- DATA LINES:
•••••

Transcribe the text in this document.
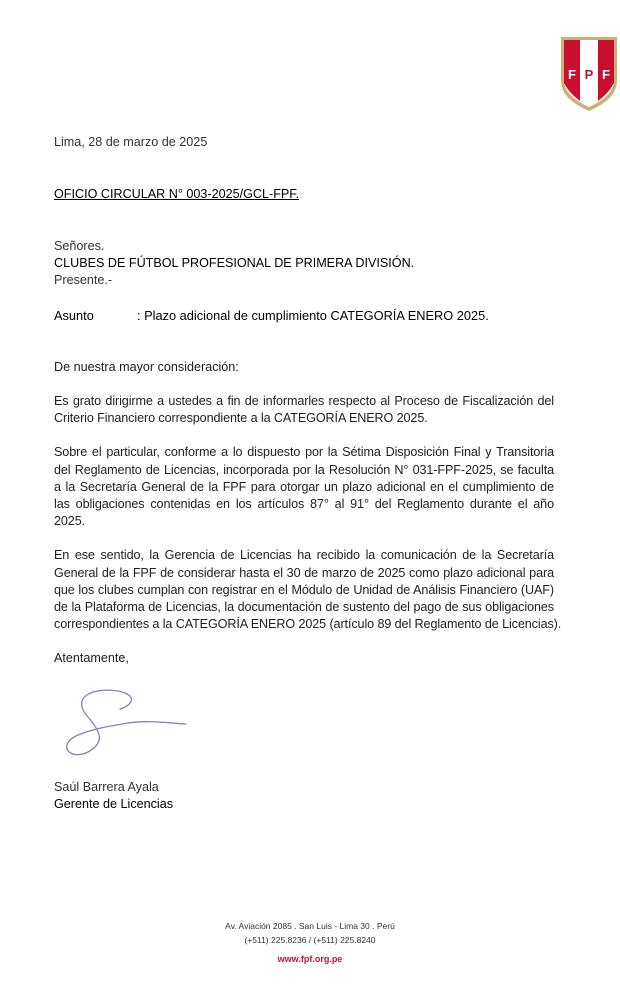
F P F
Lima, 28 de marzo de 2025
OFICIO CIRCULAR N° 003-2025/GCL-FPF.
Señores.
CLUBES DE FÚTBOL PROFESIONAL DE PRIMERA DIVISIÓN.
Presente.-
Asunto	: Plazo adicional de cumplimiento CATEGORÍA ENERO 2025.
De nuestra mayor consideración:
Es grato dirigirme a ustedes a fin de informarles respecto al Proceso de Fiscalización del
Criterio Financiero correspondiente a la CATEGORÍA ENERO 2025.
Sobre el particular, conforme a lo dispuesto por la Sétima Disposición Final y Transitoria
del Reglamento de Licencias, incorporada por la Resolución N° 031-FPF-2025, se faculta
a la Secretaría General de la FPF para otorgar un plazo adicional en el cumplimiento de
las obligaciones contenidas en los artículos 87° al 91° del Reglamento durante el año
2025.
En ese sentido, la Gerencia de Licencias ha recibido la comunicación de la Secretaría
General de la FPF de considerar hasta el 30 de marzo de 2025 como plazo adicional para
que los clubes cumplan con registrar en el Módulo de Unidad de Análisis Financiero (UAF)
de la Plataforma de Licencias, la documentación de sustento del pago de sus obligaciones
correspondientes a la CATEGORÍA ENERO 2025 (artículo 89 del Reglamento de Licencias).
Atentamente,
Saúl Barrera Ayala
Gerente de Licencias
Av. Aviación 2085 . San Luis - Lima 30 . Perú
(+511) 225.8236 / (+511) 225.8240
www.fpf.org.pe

•••••

- THE EXERCISE: Each record above is to be restated exactly, with its pictures removed from the copy.

- FINISHED ANSWER:
Transcribe the text in this document.
F P F
Lima, 28 de marzo de 2025
OFICIO CIRCULAR N° 003-2025/GCL-FPF.
Señores.
CLUBES DE FÚTBOL PROFESIONAL DE PRIMERA DIVISIÓN.
Presente.-
Asunto	: Plazo adicional de cumplimiento CATEGORÍA ENERO 2025.
De nuestra mayor consideración:
Es grato dirigirme a ustedes a fin de informarles respecto al Proceso de Fiscalización del
Criterio Financiero correspondiente a la CATEGORÍA ENERO 2025.
Sobre el particular, conforme a lo dispuesto por la Sétima Disposición Final y Transitoria
del Reglamento de Licencias, incorporada por la Resolución N° 031-FPF-2025, se faculta
a la Secretaría General de la FPF para otorgar un plazo adicional en el cumplimiento de
las obligaciones contenidas en los artículos 87° al 91° del Reglamento durante el año
2025.
En ese sentido, la Gerencia de Licencias ha recibido la comunicación de la Secretaría
General de la FPF de considerar hasta el 30 de marzo de 2025 como plazo adicional para
que los clubes cumplan con registrar en el Módulo de Unidad de Análisis Financiero (UAF)
de la Plataforma de Licencias, la documentación de sustento del pago de sus obligaciones
correspondientes a la CATEGORÍA ENERO 2025 (artículo 89 del Reglamento de Licencias).
Atentamente,
Saúl Barrera Ayala
Gerente de Licencias
Av. Aviación 2085 . San Luis - Lima 30 . Perú
(+511) 225.8236 / (+511) 225.8240
www.fpf.org.pe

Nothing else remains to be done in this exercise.